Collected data
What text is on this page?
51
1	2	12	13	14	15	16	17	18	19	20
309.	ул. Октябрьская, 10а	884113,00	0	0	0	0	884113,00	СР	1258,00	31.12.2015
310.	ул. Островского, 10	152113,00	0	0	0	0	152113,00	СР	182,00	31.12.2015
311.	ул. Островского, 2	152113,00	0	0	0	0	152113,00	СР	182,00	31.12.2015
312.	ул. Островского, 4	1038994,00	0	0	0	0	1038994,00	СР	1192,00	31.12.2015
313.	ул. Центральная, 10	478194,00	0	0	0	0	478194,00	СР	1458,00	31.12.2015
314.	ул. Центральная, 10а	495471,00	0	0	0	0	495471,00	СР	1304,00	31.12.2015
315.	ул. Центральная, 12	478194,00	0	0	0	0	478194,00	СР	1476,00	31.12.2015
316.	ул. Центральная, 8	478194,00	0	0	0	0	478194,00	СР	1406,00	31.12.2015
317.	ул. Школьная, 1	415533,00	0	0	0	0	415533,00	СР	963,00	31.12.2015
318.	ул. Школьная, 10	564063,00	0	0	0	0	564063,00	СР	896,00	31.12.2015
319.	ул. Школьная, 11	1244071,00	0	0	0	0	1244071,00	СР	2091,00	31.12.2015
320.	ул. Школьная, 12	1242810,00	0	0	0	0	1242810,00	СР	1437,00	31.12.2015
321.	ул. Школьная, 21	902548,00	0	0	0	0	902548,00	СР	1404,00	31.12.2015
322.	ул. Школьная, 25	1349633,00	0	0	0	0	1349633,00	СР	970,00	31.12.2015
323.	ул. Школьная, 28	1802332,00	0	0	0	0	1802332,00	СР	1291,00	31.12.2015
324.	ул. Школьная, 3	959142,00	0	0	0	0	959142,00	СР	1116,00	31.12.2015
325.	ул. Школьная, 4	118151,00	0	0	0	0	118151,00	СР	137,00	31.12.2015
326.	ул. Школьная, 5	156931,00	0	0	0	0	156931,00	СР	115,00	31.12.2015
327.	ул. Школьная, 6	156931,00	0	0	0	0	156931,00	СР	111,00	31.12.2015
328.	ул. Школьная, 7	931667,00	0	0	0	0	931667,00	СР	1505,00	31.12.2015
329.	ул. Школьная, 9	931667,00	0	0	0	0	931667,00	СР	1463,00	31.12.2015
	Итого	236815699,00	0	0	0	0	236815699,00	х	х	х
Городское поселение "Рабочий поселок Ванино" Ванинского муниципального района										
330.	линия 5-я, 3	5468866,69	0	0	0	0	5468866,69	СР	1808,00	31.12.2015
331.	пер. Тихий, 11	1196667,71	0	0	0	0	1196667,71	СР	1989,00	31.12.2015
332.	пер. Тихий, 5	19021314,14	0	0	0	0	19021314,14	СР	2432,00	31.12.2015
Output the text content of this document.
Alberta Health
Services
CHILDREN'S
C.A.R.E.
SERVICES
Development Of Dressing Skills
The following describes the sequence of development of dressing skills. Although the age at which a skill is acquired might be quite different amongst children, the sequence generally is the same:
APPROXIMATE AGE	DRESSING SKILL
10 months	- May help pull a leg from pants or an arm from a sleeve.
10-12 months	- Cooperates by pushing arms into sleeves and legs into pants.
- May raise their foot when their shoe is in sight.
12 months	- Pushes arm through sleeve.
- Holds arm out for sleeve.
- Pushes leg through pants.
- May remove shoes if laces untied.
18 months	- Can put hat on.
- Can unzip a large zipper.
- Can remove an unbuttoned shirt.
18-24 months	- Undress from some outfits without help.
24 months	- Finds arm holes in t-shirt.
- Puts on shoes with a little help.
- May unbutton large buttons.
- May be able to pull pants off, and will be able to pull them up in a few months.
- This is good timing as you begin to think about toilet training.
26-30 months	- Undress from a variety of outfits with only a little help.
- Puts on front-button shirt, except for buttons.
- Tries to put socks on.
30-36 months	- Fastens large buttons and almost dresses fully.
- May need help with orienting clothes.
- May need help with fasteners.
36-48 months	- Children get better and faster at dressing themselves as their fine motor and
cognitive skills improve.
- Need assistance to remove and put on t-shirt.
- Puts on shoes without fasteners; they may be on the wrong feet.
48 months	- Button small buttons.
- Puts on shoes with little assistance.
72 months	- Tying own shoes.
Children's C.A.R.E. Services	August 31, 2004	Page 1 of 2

● **To do**
Your task is to collect every line above that contains the word "help".

● **Task response**
10 months	- May help pull a leg from pants or an arm from a sleeve.
18-24 months	- Undress from some outfits without help.
- Puts on shoes with a little help.
26-30 months	- Undress from a variety of outfits with only a little help.
- May need help with orienting clothes.
- May need help with fasteners.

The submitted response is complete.